━━━ Provided information ━━━

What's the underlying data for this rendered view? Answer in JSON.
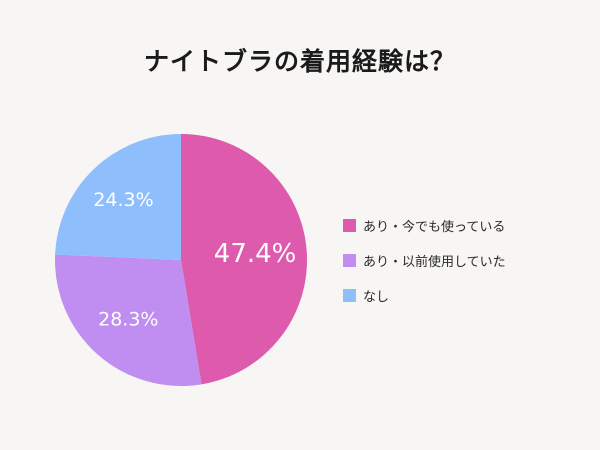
{
  "chart_data": {
    "type": "pie",
    "title": "ナイトブラの着用経験は？",
    "start_angle_deg": 0,
    "direction": "clockwise",
    "slices": [
      {
        "label": "あり・今でも使っている",
        "value": 47.4,
        "display": "47.4%",
        "color": "#dd5aad"
      },
      {
        "label": "あり・以前使用していた",
        "value": 28.3,
        "display": "28.3%",
        "color": "#bf8ef0"
      },
      {
        "label": "なし",
        "value": 24.3,
        "display": "24.3%",
        "color": "#8fbefc"
      }
    ],
    "legend_position": "right"
  }
}
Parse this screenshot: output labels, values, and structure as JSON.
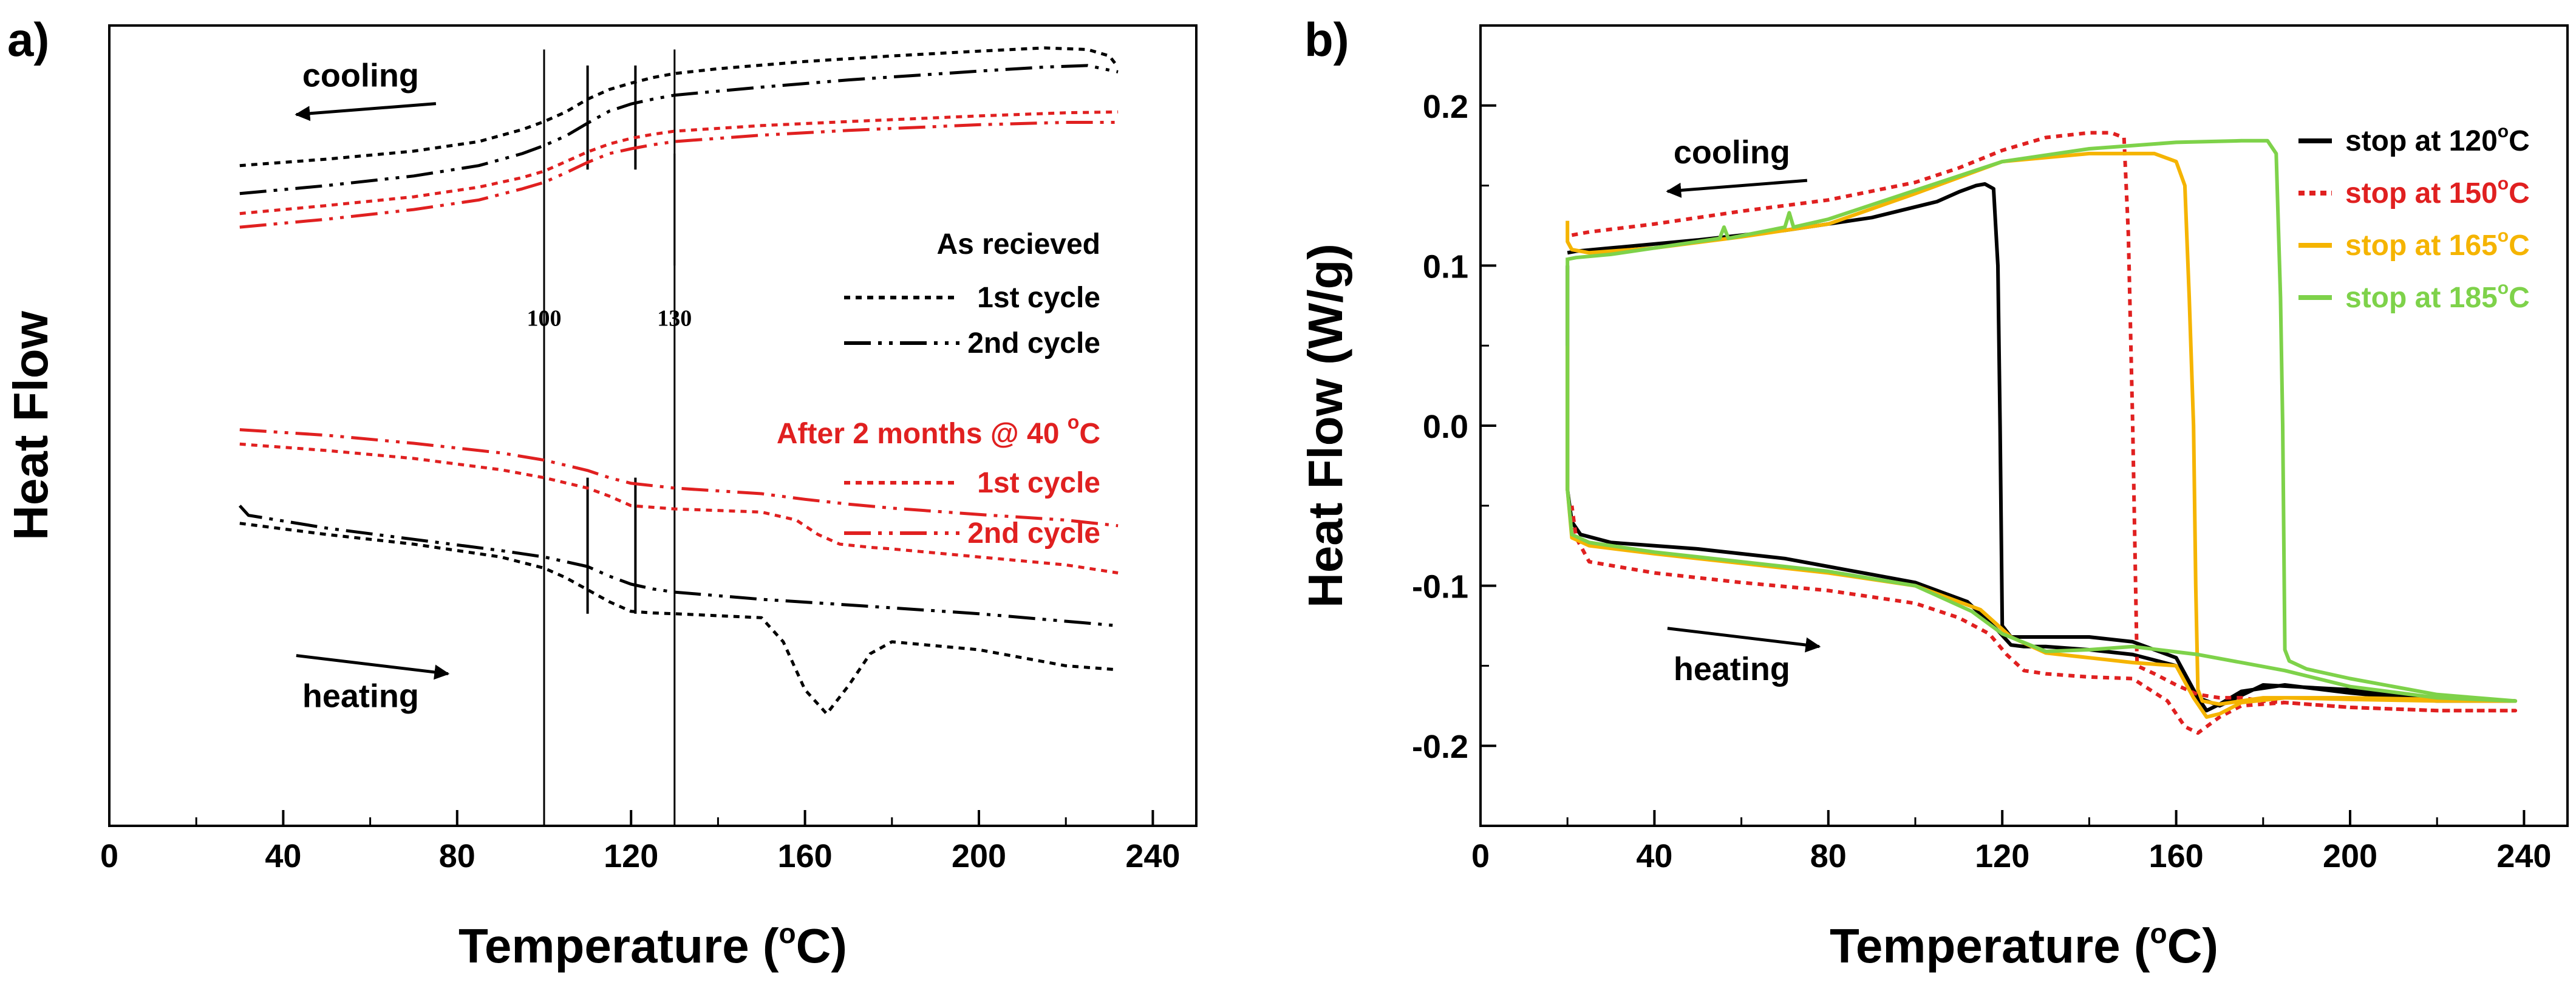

━━━

Exercise prompt:
Print the complete listing exactly as it stands, without its pictures.

Result for this exercise:
What's the underlying data for this rendered view? Answer in JSON.
{
  "chart_data": {
    "type": "pie",
    "title": "ナイトブラの着用経験は？",
    "start_angle_deg": 0,
    "direction": "clockwise",
    "slices": [
      {
        "label": "あり・今でも使っている",
        "value": 47.4,
        "display": "47.4%",
        "color": "#dd5aad"
      },
      {
        "label": "あり・以前使用していた",
        "value": 28.3,
        "display": "28.3%",
        "color": "#bf8ef0"
      },
      {
        "label": "なし",
        "value": 24.3,
        "display": "24.3%",
        "color": "#8fbefc"
      }
    ],
    "legend_position": "right"
  }
}
Parse this screenshot: output labels, values, and structure as JSON.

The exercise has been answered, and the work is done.